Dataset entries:
· · · · · · ·

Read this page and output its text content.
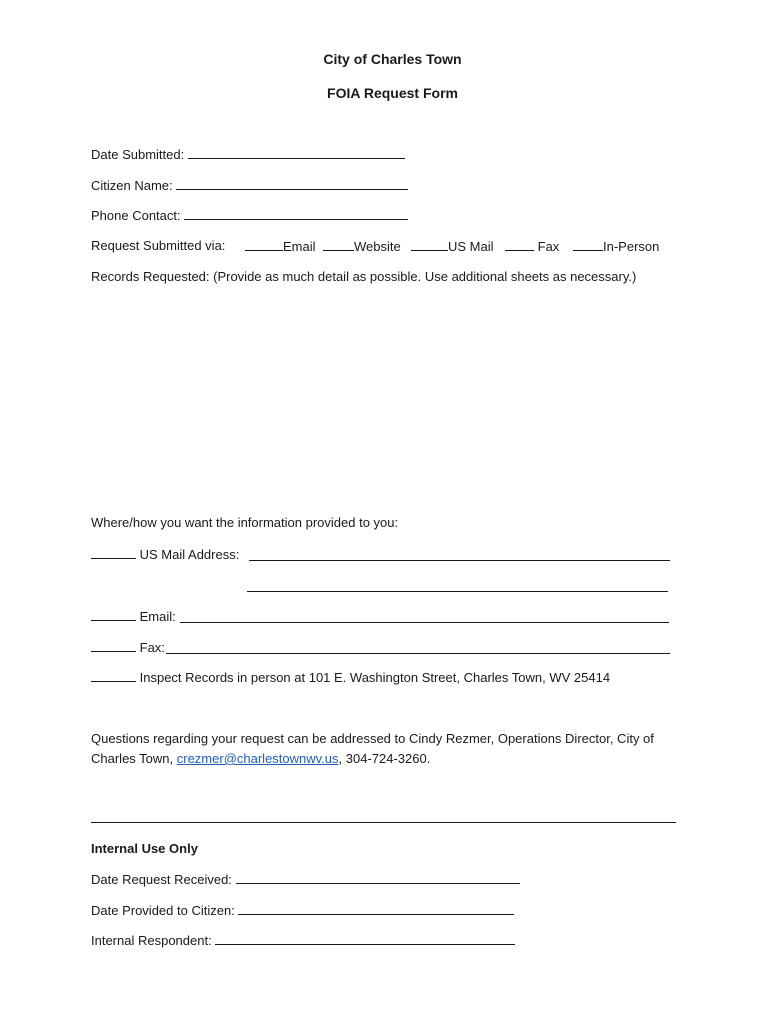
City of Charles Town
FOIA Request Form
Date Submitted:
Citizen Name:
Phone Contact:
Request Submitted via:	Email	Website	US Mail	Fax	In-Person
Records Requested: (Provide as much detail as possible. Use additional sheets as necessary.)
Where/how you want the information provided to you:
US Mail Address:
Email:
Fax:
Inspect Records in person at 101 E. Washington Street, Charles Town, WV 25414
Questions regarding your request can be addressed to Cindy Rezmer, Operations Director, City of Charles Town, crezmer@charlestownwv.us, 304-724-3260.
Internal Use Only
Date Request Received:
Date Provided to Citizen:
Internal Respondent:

· · · · · · ·

▶ DIRECTION
Transcribe the listing above verbatim. Omit the pictures.

▶ SOLUTION TO THE EXERCISE
Read this page and output its text content.
City of Charles Town
FOIA Request Form
Date Submitted:
Citizen Name:
Phone Contact:
Request Submitted via:	Email	Website	US Mail	Fax	In-Person
Records Requested: (Provide as much detail as possible. Use additional sheets as necessary.)
Where/how you want the information provided to you:
US Mail Address:
Email:
Fax:
Inspect Records in person at 101 E. Washington Street, Charles Town, WV 25414
Questions regarding your request can be addressed to Cindy Rezmer, Operations Director, City of Charles Town, crezmer@charlestownwv.us, 304-724-3260.
Internal Use Only
Date Request Received:
Date Provided to Citizen:
Internal Respondent:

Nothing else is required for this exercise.